== TASK TO CARRY OUT ==
Within these entries, which lines include the string "catabolic"? Copy each one.

== Items from a figure collection ==
↓↓↓

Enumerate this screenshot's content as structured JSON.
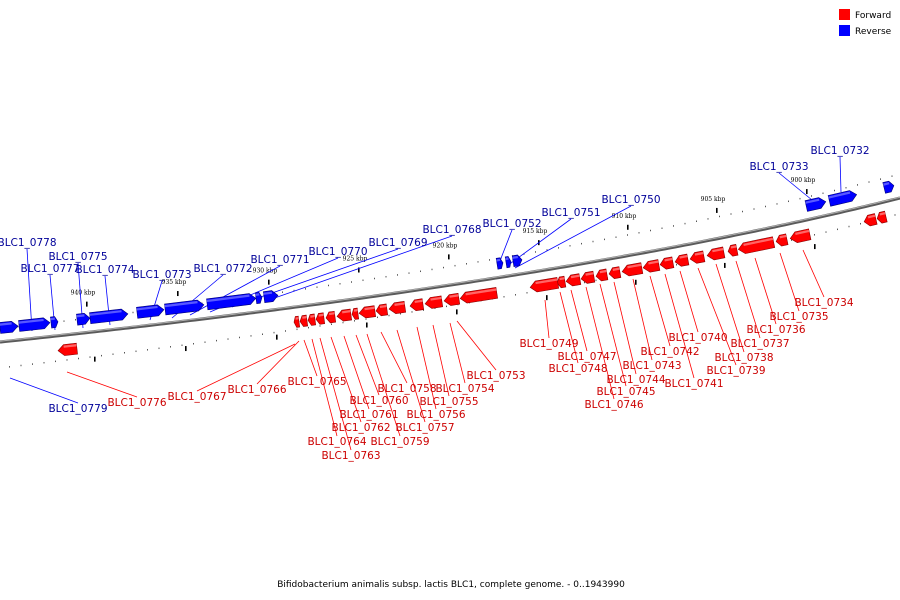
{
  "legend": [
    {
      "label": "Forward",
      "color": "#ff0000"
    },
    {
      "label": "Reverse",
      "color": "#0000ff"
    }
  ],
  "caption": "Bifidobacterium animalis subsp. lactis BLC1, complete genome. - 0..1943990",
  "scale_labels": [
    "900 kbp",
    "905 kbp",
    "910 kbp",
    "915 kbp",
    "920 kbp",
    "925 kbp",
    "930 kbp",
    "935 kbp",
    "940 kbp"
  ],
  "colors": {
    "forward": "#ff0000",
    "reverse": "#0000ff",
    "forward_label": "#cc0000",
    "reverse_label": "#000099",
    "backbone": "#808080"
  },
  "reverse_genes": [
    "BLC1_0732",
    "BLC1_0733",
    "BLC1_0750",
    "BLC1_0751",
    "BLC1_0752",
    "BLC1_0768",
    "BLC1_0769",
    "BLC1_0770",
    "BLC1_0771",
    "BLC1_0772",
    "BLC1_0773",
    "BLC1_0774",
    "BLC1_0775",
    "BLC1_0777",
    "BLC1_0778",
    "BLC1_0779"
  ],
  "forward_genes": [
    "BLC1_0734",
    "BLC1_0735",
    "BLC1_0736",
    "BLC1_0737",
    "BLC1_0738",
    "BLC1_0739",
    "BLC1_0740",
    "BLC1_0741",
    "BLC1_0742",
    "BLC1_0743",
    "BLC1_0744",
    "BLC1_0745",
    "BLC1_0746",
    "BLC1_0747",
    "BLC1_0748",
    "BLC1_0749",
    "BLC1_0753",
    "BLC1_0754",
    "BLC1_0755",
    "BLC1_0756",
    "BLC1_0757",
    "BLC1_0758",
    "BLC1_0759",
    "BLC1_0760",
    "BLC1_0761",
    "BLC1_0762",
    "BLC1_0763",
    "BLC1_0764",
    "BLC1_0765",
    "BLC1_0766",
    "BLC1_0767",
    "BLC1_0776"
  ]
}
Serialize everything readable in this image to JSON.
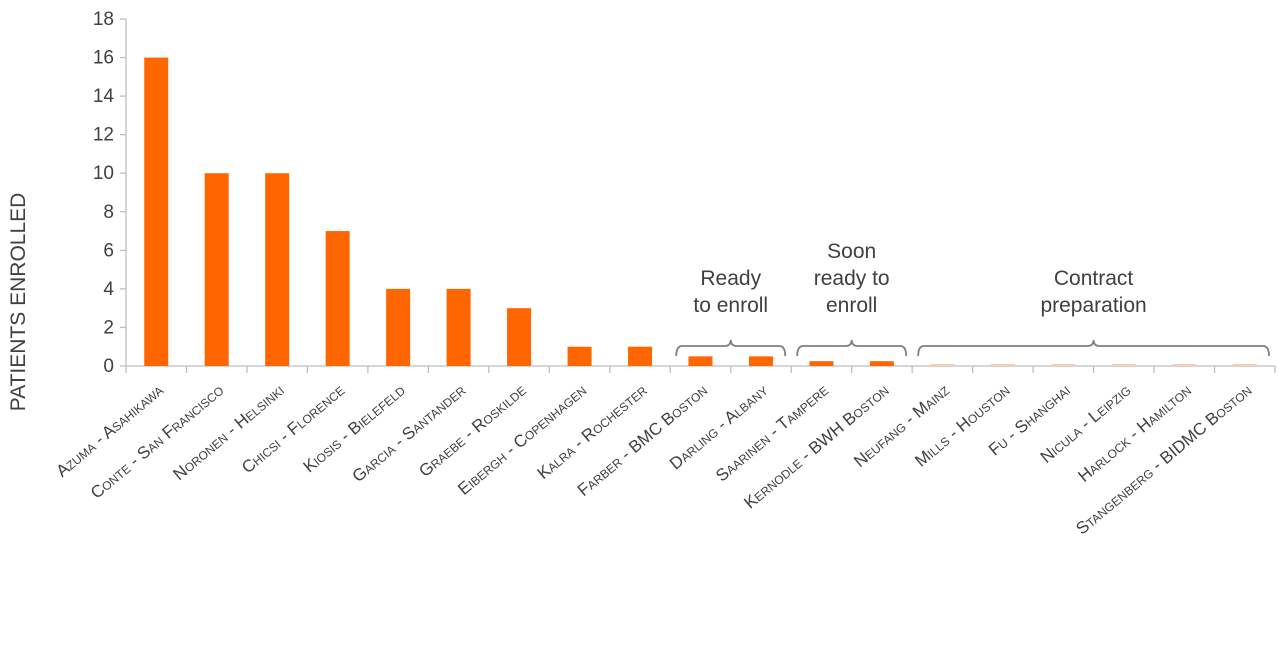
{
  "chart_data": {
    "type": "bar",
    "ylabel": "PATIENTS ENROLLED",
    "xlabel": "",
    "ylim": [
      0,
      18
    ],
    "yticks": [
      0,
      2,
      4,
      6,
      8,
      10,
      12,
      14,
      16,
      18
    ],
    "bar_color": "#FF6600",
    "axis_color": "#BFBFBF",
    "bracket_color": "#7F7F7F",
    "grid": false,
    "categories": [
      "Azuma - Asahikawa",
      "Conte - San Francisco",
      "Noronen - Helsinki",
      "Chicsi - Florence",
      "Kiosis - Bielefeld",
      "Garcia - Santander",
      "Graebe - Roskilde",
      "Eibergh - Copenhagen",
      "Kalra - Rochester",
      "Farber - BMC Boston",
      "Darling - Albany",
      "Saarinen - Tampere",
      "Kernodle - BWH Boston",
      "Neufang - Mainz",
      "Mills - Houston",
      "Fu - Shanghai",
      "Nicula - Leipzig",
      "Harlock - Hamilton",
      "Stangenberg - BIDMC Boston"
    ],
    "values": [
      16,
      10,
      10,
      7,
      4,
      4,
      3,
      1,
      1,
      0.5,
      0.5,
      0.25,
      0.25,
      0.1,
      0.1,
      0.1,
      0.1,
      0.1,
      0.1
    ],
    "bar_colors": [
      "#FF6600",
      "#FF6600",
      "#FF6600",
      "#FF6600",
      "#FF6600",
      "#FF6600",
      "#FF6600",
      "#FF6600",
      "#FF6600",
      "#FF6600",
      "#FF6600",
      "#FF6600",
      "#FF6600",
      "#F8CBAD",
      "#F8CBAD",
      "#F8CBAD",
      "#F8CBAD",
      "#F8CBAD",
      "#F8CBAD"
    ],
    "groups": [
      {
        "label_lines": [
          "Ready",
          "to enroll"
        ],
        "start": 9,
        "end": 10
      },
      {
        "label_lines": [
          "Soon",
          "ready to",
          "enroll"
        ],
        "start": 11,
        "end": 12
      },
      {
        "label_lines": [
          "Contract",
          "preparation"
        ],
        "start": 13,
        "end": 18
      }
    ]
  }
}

↑↑↑
↓↓↓

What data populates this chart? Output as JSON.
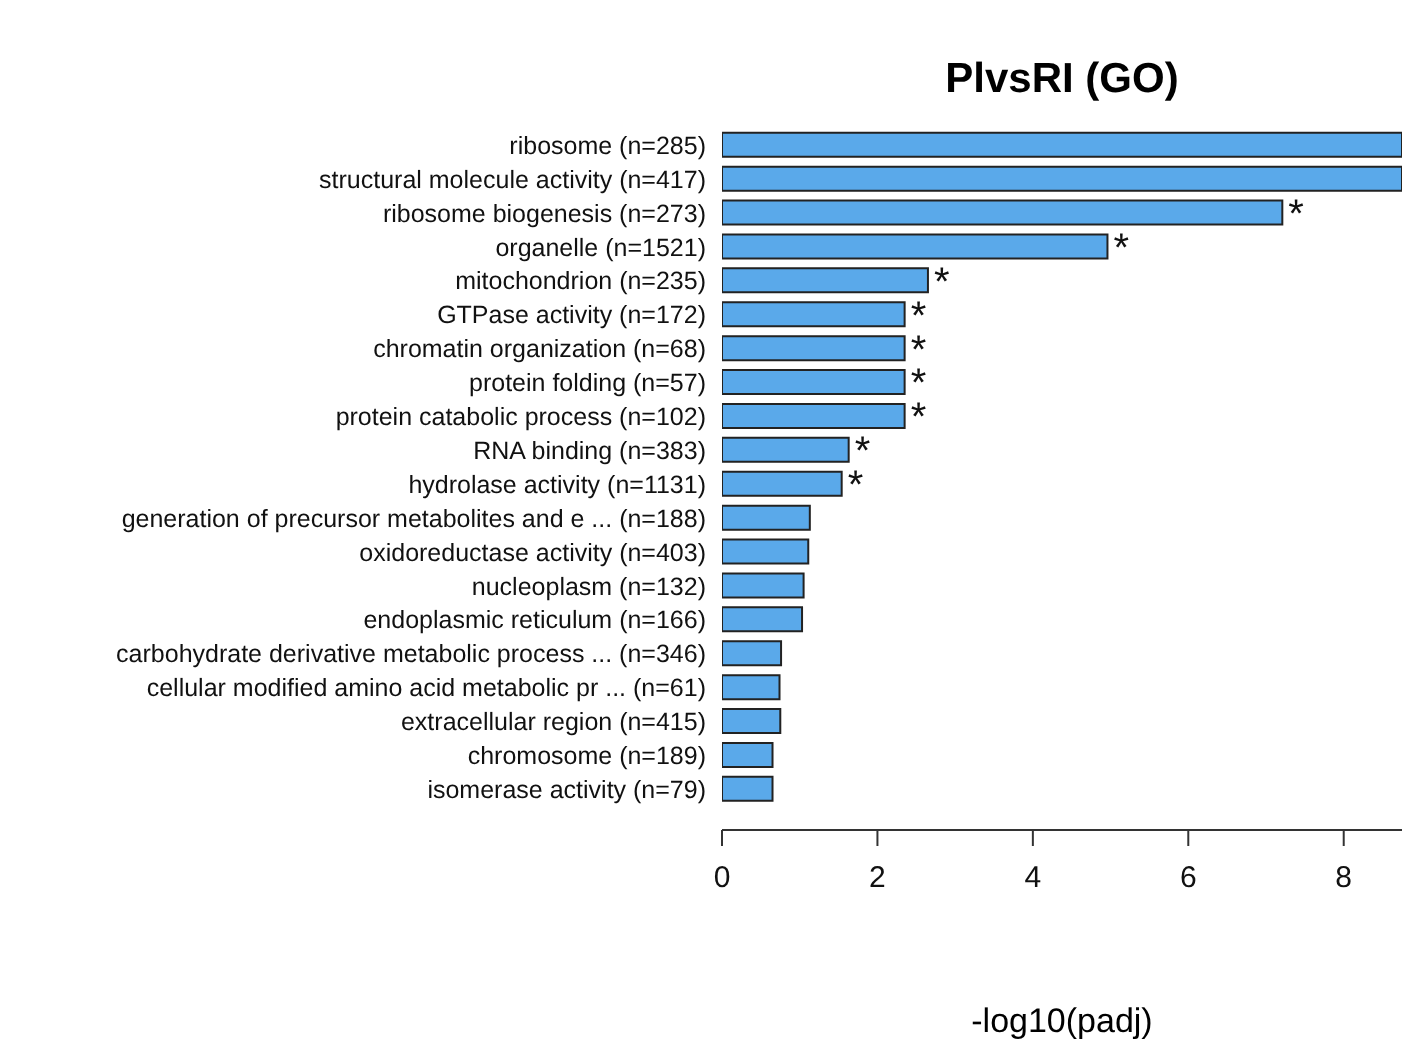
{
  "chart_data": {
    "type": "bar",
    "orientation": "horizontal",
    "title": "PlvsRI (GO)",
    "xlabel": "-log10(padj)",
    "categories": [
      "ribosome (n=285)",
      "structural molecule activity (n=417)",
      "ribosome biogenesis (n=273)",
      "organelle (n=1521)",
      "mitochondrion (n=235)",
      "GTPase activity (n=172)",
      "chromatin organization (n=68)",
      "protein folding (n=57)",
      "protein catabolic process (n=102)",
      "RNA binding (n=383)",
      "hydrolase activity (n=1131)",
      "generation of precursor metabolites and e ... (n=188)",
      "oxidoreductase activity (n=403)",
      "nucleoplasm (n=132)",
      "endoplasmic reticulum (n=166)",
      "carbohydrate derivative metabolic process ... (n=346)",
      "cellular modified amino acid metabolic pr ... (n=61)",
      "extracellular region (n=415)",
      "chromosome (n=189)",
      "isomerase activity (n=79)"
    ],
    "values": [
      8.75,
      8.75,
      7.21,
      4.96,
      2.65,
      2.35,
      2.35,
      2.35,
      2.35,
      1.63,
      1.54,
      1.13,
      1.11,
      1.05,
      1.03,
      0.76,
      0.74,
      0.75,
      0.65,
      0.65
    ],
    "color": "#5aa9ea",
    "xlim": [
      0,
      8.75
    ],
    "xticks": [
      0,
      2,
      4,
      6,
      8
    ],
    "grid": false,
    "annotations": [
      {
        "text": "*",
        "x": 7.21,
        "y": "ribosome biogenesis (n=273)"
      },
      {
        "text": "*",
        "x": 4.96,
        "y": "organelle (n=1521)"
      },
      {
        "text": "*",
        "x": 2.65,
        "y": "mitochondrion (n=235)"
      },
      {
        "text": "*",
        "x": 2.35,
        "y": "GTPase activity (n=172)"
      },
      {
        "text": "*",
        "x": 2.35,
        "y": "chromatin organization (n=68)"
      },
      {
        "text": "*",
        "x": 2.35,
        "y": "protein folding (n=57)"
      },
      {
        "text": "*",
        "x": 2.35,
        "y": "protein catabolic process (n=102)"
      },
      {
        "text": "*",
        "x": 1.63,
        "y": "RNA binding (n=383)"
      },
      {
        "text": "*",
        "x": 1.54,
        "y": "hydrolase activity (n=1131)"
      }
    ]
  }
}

↑↑↑

== ANSWER ==
      "protein catabolic process (n=102)",
        "y": "protein catabolic process (n=102)"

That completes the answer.